Aim => Only the number is wanted: how many lines of these entries contain the word "directory"?
[Begin]
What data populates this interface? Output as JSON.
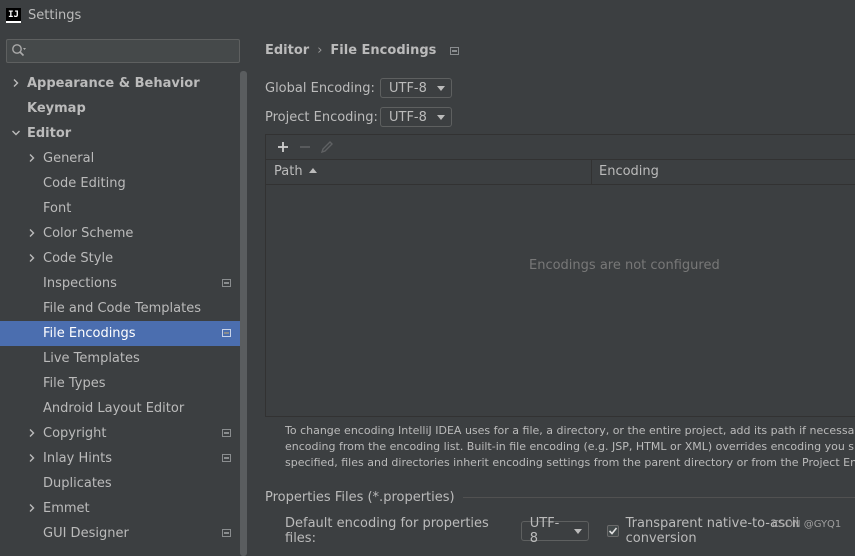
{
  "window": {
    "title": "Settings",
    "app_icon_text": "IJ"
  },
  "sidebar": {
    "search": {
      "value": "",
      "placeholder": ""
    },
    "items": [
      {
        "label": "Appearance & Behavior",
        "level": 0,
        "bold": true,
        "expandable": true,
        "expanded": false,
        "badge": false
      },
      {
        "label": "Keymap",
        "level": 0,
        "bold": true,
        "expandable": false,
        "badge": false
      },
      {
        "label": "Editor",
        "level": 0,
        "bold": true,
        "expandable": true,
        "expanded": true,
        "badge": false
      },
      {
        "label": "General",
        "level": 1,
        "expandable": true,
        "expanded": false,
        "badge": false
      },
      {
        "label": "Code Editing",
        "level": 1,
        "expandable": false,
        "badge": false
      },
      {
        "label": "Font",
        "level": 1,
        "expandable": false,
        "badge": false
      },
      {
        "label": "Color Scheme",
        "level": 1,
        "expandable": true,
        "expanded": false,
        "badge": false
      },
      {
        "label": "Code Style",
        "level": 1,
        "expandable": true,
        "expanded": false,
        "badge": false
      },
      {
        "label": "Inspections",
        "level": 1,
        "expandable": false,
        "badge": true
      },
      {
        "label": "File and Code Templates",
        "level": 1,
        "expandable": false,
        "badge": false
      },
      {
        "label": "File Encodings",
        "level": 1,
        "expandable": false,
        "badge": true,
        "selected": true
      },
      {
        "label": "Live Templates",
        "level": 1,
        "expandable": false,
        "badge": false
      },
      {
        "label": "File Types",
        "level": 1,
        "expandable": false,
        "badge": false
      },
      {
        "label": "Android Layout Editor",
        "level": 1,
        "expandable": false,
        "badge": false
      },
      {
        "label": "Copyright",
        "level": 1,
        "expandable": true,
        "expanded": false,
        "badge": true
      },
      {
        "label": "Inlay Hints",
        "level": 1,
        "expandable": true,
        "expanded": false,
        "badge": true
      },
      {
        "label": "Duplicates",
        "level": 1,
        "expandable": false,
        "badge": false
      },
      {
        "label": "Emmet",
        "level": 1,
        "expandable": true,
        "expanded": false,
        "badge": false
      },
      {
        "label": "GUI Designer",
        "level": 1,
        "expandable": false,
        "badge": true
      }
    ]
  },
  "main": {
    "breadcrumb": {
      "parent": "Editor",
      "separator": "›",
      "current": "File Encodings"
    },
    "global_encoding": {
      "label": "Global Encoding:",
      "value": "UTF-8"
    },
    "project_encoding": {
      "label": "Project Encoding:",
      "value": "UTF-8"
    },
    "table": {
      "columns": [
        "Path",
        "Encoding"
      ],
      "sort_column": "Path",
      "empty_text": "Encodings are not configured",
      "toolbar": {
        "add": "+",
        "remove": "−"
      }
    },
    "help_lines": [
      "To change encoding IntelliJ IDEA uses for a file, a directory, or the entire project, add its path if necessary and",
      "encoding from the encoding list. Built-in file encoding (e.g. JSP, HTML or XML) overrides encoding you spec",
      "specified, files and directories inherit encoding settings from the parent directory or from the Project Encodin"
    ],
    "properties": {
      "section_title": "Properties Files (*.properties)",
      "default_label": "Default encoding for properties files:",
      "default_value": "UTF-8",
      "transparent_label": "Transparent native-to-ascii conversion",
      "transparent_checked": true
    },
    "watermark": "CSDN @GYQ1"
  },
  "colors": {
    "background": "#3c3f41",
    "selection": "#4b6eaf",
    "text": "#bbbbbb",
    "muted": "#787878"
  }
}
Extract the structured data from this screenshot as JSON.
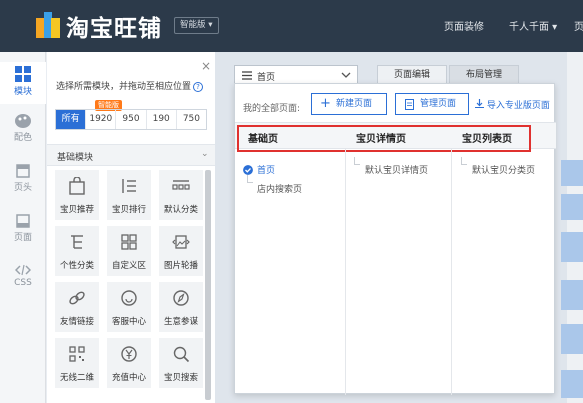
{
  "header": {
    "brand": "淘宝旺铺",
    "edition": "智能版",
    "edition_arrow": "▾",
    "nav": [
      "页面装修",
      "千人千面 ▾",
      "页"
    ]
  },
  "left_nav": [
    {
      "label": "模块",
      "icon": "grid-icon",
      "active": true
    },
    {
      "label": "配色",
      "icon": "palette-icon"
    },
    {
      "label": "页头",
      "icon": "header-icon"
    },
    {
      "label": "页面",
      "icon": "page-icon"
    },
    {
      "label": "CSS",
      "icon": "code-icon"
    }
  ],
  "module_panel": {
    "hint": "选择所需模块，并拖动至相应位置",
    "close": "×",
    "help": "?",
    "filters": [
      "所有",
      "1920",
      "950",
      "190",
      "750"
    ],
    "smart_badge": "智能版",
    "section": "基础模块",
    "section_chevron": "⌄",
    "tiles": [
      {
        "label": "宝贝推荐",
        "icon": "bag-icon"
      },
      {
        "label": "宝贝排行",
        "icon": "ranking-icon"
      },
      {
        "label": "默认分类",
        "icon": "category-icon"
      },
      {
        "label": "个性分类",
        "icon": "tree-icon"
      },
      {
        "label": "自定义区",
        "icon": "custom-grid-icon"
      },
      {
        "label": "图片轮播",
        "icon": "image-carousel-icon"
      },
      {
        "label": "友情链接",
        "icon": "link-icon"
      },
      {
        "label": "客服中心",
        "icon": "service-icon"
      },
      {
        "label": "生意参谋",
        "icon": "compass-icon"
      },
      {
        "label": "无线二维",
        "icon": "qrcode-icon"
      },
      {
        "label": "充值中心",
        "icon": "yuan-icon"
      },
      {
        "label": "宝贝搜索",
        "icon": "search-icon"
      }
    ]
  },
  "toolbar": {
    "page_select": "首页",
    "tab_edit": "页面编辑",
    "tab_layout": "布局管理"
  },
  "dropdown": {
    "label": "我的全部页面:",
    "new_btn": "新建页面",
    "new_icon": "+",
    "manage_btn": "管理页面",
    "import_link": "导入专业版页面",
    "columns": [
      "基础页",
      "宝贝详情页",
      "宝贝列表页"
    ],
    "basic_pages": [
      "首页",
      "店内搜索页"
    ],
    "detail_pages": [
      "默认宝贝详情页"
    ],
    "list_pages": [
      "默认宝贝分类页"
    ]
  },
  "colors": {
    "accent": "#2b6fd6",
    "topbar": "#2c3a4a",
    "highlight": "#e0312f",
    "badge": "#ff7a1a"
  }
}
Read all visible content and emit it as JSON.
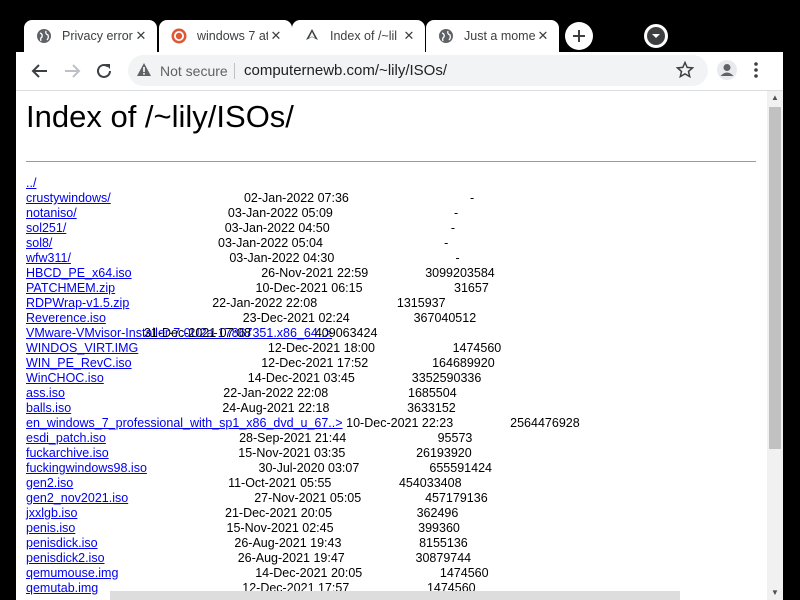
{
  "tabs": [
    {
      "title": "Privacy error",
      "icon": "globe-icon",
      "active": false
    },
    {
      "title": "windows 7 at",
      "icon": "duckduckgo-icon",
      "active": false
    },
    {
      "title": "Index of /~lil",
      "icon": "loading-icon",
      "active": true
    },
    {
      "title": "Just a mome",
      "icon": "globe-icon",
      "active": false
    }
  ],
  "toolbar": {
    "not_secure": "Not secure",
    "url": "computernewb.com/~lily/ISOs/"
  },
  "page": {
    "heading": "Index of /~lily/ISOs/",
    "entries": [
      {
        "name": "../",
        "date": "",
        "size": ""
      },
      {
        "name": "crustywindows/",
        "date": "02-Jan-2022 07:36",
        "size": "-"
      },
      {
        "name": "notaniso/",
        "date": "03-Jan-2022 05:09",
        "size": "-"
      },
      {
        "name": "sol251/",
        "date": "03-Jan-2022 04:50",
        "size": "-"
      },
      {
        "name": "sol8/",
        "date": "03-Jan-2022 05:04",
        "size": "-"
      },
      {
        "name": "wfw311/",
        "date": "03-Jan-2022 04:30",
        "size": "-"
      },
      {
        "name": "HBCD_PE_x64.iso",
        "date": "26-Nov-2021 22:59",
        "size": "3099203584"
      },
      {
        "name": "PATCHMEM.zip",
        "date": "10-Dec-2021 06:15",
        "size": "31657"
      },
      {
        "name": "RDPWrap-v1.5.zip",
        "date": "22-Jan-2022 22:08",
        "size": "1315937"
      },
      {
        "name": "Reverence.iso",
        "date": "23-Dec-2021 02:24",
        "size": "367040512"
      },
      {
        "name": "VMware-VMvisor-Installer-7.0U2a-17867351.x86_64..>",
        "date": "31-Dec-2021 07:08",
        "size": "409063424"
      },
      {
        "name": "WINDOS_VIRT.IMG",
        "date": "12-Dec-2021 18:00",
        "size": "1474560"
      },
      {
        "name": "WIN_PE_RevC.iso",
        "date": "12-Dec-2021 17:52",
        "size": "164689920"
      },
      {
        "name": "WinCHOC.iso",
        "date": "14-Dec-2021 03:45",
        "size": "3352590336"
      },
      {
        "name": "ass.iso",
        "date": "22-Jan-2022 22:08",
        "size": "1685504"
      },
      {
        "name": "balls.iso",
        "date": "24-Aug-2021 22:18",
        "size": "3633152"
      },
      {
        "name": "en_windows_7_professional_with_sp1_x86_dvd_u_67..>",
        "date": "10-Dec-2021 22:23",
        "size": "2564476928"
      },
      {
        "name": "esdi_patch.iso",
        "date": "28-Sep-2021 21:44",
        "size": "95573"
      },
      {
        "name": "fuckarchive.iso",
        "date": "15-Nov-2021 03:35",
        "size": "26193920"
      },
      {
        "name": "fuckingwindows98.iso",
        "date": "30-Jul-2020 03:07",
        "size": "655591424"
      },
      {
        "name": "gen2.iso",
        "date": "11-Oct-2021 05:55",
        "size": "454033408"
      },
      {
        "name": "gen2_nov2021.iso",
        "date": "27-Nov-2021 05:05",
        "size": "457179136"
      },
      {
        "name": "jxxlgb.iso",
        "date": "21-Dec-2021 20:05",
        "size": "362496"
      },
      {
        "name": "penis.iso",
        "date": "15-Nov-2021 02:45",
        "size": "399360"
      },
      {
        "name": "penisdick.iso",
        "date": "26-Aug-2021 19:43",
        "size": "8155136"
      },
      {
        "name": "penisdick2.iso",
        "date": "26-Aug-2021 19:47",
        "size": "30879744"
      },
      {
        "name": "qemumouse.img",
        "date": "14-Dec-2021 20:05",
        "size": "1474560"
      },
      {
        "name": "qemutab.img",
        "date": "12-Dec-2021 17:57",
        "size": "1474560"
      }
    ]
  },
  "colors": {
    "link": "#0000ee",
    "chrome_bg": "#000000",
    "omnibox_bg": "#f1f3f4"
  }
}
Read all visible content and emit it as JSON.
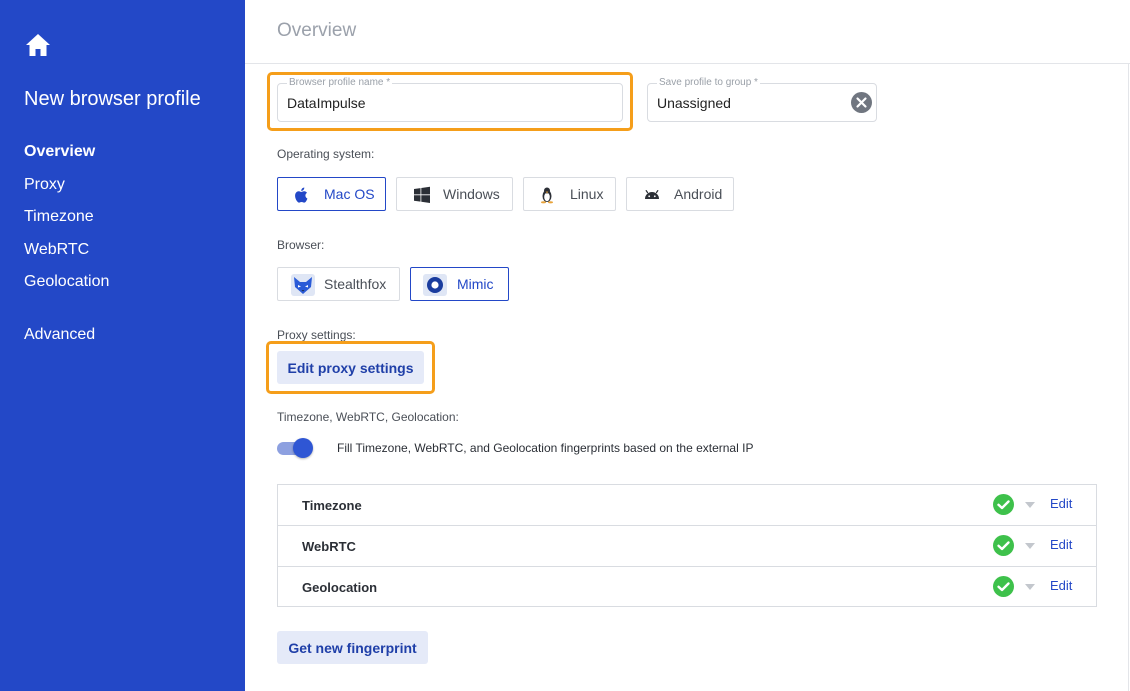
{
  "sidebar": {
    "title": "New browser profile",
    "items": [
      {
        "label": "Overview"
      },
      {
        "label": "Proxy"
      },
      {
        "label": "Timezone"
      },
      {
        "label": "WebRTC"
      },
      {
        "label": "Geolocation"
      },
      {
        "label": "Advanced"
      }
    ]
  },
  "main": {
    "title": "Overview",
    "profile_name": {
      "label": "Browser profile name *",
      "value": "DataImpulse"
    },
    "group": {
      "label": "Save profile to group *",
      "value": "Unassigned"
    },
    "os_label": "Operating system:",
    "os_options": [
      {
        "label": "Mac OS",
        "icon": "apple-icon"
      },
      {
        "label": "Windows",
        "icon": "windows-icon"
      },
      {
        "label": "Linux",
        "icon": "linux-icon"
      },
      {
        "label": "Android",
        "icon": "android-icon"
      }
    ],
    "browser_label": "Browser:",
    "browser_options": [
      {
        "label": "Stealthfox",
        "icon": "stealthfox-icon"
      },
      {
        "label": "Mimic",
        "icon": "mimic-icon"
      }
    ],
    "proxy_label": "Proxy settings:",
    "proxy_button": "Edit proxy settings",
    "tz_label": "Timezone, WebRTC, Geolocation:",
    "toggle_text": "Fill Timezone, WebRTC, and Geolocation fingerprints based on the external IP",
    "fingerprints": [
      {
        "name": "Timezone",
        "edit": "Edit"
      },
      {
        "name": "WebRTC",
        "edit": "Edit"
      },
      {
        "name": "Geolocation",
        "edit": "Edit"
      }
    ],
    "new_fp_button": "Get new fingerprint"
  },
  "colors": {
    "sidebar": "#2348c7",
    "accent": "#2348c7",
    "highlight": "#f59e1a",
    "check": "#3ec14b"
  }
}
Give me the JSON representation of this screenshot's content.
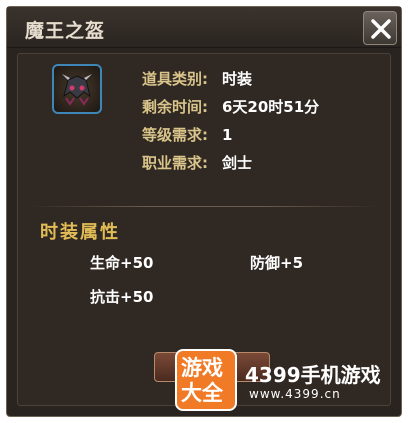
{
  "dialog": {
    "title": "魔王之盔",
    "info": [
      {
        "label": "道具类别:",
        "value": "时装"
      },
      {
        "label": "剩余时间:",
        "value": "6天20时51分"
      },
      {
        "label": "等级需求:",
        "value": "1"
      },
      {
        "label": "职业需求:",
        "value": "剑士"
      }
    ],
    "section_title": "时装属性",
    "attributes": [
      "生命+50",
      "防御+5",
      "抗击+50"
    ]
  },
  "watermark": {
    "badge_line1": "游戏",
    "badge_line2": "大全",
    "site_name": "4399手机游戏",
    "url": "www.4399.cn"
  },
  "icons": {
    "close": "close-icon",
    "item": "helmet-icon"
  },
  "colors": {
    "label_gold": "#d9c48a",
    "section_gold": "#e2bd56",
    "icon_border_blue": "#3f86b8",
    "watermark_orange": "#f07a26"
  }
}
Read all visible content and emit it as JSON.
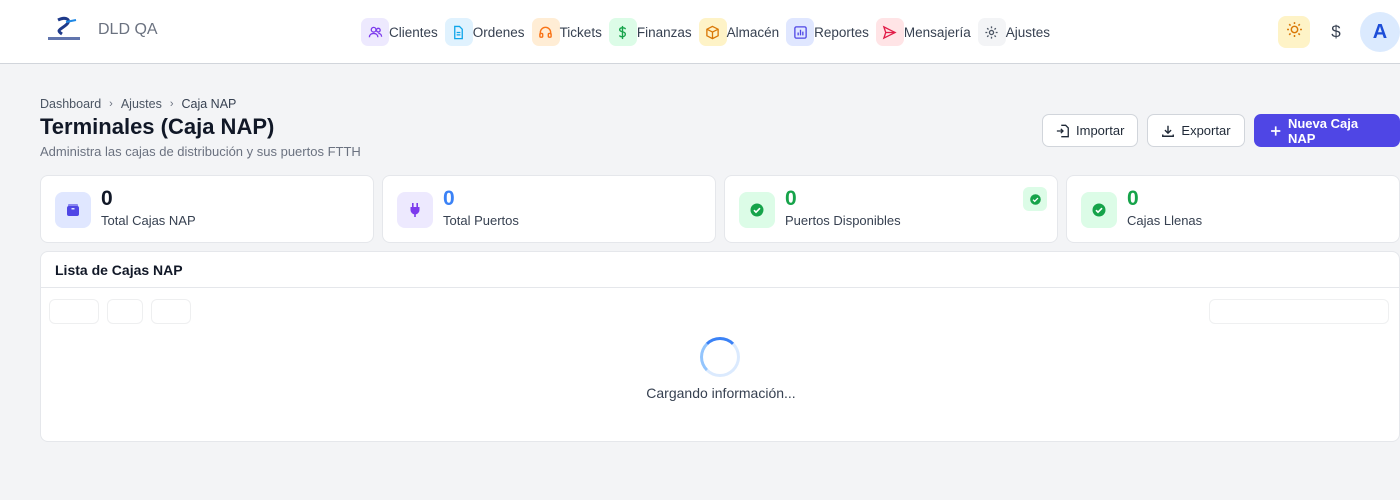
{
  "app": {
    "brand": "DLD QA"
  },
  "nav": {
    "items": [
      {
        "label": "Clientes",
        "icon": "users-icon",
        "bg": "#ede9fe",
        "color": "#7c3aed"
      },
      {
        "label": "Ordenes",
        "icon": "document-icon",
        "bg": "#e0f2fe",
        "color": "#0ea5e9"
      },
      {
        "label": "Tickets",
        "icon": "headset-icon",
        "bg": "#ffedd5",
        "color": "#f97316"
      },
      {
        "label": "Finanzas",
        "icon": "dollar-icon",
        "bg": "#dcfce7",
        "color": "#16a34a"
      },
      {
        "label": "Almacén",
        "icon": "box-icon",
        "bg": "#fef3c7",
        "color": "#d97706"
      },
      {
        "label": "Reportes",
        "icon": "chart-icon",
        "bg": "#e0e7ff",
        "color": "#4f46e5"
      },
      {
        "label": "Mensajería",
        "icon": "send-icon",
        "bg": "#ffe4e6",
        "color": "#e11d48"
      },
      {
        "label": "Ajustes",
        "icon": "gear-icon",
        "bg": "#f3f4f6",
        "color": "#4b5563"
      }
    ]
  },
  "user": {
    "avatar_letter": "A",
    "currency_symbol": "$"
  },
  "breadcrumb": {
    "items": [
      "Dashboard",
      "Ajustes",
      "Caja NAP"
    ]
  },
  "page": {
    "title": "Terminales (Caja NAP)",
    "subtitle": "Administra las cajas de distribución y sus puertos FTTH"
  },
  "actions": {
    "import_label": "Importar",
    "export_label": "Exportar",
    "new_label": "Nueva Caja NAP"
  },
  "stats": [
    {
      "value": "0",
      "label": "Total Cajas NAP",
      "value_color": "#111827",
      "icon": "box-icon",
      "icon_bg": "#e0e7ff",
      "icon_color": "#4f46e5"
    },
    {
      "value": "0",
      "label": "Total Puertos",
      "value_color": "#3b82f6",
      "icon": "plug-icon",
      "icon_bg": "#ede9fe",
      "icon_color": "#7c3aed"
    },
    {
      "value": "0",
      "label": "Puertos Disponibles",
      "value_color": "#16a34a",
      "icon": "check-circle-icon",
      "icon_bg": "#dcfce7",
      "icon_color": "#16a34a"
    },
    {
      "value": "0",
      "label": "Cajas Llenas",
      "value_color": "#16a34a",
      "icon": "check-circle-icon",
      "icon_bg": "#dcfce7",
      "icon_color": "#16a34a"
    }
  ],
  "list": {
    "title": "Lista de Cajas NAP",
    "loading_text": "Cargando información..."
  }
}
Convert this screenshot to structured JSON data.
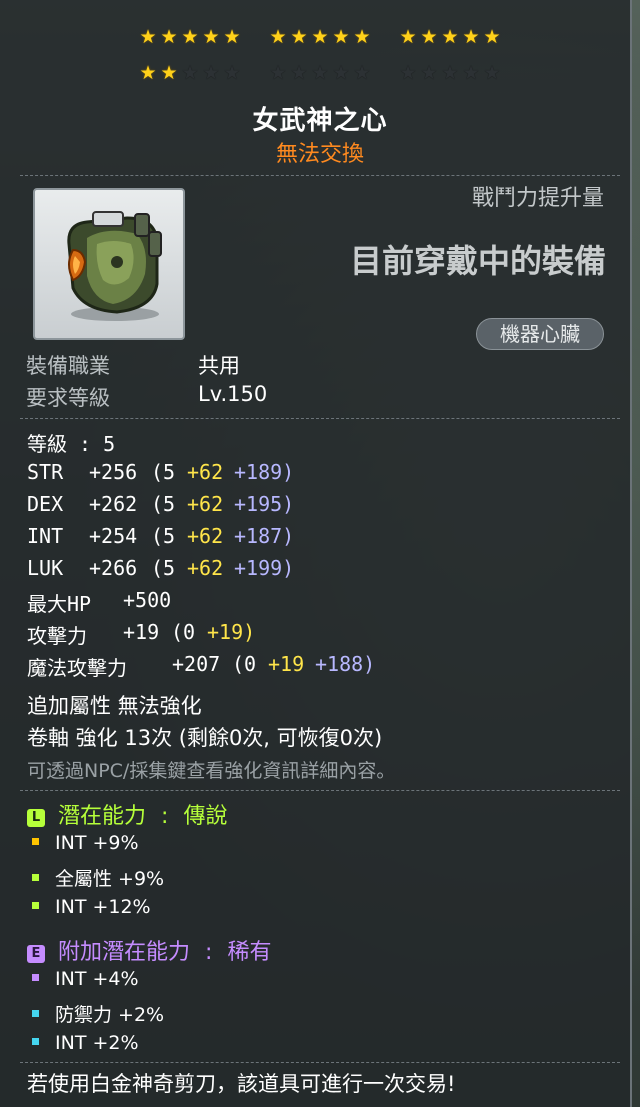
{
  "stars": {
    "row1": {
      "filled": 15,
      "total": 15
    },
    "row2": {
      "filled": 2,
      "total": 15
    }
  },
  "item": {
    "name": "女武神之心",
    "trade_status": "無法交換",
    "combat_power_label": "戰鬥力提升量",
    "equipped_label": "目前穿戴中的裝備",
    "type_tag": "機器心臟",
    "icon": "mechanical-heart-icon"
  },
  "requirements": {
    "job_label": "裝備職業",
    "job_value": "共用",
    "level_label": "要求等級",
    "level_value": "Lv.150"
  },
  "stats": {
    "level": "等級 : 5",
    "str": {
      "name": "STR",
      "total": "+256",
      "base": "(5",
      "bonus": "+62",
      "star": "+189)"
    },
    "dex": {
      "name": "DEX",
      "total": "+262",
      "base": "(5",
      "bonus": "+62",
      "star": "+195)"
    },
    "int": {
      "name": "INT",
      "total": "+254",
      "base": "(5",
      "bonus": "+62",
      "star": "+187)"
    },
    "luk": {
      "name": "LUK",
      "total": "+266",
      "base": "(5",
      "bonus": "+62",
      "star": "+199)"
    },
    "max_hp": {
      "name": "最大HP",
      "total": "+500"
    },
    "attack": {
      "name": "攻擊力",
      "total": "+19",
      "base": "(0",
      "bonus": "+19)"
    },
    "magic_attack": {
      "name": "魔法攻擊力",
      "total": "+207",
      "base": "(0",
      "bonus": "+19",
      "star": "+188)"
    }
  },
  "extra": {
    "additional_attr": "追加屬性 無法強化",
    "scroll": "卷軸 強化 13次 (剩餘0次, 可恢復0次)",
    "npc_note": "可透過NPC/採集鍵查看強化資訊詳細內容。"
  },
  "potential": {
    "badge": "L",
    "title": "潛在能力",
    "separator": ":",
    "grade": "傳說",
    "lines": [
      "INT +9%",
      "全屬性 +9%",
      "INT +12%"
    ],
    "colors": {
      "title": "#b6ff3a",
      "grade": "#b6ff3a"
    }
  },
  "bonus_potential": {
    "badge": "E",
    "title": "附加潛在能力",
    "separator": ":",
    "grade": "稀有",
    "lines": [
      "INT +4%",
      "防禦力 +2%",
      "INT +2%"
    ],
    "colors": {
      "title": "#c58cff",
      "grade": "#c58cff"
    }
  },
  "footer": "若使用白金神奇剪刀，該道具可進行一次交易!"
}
[End]
Result below => 2